### STATED PROBLEM
Copy out all of the data below with no alterations.

[Records about charts and figures]
— begin —
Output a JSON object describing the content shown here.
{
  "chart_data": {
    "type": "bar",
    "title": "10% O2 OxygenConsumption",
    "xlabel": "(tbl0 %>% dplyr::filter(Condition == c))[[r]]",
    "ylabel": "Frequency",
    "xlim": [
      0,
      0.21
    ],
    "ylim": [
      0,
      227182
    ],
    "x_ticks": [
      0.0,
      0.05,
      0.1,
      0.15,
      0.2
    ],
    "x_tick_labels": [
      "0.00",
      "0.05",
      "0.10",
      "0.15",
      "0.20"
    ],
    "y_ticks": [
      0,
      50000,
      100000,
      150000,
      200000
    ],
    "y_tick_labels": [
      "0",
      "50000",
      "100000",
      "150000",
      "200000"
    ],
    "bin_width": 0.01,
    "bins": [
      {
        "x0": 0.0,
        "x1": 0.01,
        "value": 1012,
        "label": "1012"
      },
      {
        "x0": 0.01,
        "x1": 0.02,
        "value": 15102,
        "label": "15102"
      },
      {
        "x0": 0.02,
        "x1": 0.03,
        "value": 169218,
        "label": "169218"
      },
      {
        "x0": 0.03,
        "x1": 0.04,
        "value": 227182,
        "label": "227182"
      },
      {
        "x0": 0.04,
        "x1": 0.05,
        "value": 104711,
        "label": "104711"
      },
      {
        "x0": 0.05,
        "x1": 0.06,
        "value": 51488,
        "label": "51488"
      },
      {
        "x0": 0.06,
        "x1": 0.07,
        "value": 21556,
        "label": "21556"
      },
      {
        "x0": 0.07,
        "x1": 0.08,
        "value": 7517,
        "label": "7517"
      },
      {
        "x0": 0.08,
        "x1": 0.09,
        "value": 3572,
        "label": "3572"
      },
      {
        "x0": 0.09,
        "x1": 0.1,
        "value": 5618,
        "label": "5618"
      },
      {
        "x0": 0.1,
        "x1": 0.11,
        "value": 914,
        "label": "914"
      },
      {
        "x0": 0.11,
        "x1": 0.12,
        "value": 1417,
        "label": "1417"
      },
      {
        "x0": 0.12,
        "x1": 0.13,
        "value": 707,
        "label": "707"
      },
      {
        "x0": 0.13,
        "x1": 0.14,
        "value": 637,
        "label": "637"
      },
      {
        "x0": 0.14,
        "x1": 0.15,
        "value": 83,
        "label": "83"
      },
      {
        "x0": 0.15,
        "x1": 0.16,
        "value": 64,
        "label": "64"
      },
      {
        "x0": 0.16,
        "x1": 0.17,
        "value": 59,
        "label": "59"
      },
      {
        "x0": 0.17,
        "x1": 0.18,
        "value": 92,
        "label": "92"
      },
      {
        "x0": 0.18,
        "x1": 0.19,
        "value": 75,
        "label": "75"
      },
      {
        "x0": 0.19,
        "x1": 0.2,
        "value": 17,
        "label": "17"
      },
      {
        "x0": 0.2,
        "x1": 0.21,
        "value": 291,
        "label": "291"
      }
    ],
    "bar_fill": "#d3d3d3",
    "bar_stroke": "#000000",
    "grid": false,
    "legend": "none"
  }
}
— end —
### PROBLEM SOLUTION
Output a JSON object describing the content shown here.
{
  "chart_data": {
    "type": "bar",
    "title": "10% O2 OxygenConsumption",
    "xlabel": "(tbl0 %>% dplyr::filter(Condition == c))[[r]]",
    "ylabel": "Frequency",
    "xlim": [
      0,
      0.21
    ],
    "ylim": [
      0,
      227182
    ],
    "x_ticks": [
      0.0,
      0.05,
      0.1,
      0.15,
      0.2
    ],
    "x_tick_labels": [
      "0.00",
      "0.05",
      "0.10",
      "0.15",
      "0.20"
    ],
    "y_ticks": [
      0,
      50000,
      100000,
      150000,
      200000
    ],
    "y_tick_labels": [
      "0",
      "50000",
      "100000",
      "150000",
      "200000"
    ],
    "bin_width": 0.01,
    "bins": [
      {
        "x0": 0.0,
        "x1": 0.01,
        "value": 1012,
        "label": "1012"
      },
      {
        "x0": 0.01,
        "x1": 0.02,
        "value": 15102,
        "label": "15102"
      },
      {
        "x0": 0.02,
        "x1": 0.03,
        "value": 169218,
        "label": "169218"
      },
      {
        "x0": 0.03,
        "x1": 0.04,
        "value": 227182,
        "label": "227182"
      },
      {
        "x0": 0.04,
        "x1": 0.05,
        "value": 104711,
        "label": "104711"
      },
      {
        "x0": 0.05,
        "x1": 0.06,
        "value": 51488,
        "label": "51488"
      },
      {
        "x0": 0.06,
        "x1": 0.07,
        "value": 21556,
        "label": "21556"
      },
      {
        "x0": 0.07,
        "x1": 0.08,
        "value": 7517,
        "label": "7517"
      },
      {
        "x0": 0.08,
        "x1": 0.09,
        "value": 3572,
        "label": "3572"
      },
      {
        "x0": 0.09,
        "x1": 0.1,
        "value": 5618,
        "label": "5618"
      },
      {
        "x0": 0.1,
        "x1": 0.11,
        "value": 914,
        "label": "914"
      },
      {
        "x0": 0.11,
        "x1": 0.12,
        "value": 1417,
        "label": "1417"
      },
      {
        "x0": 0.12,
        "x1": 0.13,
        "value": 707,
        "label": "707"
      },
      {
        "x0": 0.13,
        "x1": 0.14,
        "value": 637,
        "label": "637"
      },
      {
        "x0": 0.14,
        "x1": 0.15,
        "value": 83,
        "label": "83"
      },
      {
        "x0": 0.15,
        "x1": 0.16,
        "value": 64,
        "label": "64"
      },
      {
        "x0": 0.16,
        "x1": 0.17,
        "value": 59,
        "label": "59"
      },
      {
        "x0": 0.17,
        "x1": 0.18,
        "value": 92,
        "label": "92"
      },
      {
        "x0": 0.18,
        "x1": 0.19,
        "value": 75,
        "label": "75"
      },
      {
        "x0": 0.19,
        "x1": 0.2,
        "value": 17,
        "label": "17"
      },
      {
        "x0": 0.2,
        "x1": 0.21,
        "value": 291,
        "label": "291"
      }
    ],
    "bar_fill": "#d3d3d3",
    "bar_stroke": "#000000",
    "grid": false,
    "legend": "none"
  }
}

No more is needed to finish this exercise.